_Required task_
Your task is to extract every line from the material below exactly.

>> start

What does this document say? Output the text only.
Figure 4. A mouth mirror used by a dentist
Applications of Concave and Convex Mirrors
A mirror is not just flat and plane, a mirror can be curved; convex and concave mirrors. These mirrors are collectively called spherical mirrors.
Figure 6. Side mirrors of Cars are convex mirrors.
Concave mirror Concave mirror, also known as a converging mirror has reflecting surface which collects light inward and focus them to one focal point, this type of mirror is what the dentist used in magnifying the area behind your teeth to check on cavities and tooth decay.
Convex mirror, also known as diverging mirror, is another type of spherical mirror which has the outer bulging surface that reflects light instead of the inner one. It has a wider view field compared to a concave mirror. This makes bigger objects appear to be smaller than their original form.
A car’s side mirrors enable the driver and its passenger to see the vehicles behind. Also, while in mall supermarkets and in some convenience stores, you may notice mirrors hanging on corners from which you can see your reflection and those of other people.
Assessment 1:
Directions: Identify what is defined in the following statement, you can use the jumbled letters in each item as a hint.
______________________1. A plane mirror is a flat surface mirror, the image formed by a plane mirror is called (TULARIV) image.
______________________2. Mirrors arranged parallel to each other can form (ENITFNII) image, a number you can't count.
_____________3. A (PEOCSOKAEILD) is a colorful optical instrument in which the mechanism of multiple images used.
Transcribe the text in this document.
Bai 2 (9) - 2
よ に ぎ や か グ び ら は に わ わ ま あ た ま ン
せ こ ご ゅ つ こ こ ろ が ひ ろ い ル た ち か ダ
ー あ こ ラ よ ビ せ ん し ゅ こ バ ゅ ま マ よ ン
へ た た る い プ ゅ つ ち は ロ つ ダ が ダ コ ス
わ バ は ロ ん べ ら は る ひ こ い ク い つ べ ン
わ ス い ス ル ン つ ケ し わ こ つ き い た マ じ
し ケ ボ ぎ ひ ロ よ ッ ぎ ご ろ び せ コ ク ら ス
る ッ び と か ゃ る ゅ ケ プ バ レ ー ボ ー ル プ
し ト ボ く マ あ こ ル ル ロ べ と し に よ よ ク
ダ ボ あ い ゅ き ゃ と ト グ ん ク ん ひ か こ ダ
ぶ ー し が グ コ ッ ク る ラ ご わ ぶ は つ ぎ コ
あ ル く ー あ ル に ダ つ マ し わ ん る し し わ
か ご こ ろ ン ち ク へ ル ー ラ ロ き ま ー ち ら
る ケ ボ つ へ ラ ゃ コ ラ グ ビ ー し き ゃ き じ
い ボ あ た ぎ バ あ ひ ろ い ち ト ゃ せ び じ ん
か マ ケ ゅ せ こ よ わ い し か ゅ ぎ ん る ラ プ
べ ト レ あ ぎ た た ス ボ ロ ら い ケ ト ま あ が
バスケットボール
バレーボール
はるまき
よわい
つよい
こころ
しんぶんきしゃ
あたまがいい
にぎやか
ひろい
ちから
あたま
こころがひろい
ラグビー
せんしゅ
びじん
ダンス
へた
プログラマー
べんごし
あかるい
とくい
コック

>> end

_Task response_
What does this document say? Output the text only.
Figure 4. A mouth mirror used by a dentist
Applications of Concave and Convex Mirrors
A mirror is not just flat and plane, a mirror can be curved; convex and concave mirrors. These mirrors are collectively called spherical mirrors.
Figure 6. Side mirrors of Cars are convex mirrors.
Concave mirror Concave mirror, also known as a converging mirror has reflecting surface which collects light inward and focus them to one focal point, this type of mirror is what the dentist used in magnifying the area behind your teeth to check on cavities and tooth decay.
Convex mirror, also known as diverging mirror, is another type of spherical mirror which has the outer bulging surface that reflects light instead of the inner one. It has a wider view field compared to a concave mirror. This makes bigger objects appear to be smaller than their original form.
A car’s side mirrors enable the driver and its passenger to see the vehicles behind. Also, while in mall supermarkets and in some convenience stores, you may notice mirrors hanging on corners from which you can see your reflection and those of other people.
Assessment 1:
Directions: Identify what is defined in the following statement, you can use the jumbled letters in each item as a hint.
______________________1. A plane mirror is a flat surface mirror, the image formed by a plane mirror is called (TULARIV) image.
______________________2. Mirrors arranged parallel to each other can form (ENITFNII) image, a number you can't count.
_____________3. A (PEOCSOKAEILD) is a colorful optical instrument in which the mechanism of multiple images used.
Transcribe the text in this document.
Bai 2 (9) - 2
よ に ぎ や か グ び ら は に わ わ ま あ た ま ン
せ こ ご ゅ つ こ こ ろ が ひ ろ い ル た ち か ダ
ー あ こ ラ よ ビ せ ん し ゅ こ バ ゅ ま マ よ ン
へ た た る い プ ゅ つ ち は ロ つ ダ が ダ コ ス
わ バ は ロ ん べ ら は る ひ こ い ク い つ べ ン
わ ス い ス ル ン つ ケ し わ こ つ き い た マ じ
し ケ ボ ぎ ひ ロ よ ッ ぎ ご ろ び せ コ ク ら ス
る ッ び と か ゃ る ゅ ケ プ バ レ ー ボ ー ル プ
し ト ボ く マ あ こ ル ル ロ べ と し に よ よ ク
ダ ボ あ い ゅ き ゃ と ト グ ん ク ん ひ か こ ダ
ぶ ー し が グ コ ッ ク る ラ ご わ ぶ は つ ぎ コ
あ ル く ー あ ル に ダ つ マ し わ ん る し し わ
か ご こ ろ ン ち ク へ ル ー ラ ロ き ま ー ち ら
る ケ ボ つ へ ラ ゃ コ ラ グ ビ ー し き ゃ き じ
い ボ あ た ぎ バ あ ひ ろ い ち ト ゃ せ び じ ん
か マ ケ ゅ せ こ よ わ い し か ゅ ぎ ん る ラ プ
べ ト レ あ ぎ た た ス ボ ロ ら い ケ ト ま あ が
バスケットボール
バレーボール
はるまき
よわい
つよい
こころ
しんぶんきしゃ
あたまがいい
にぎやか
ひろい
ちから
あたま
こころがひろい
ラグビー
せんしゅ
びじん
ダンス
へた
プログラマー
べんごし
あかるい
とくい
コック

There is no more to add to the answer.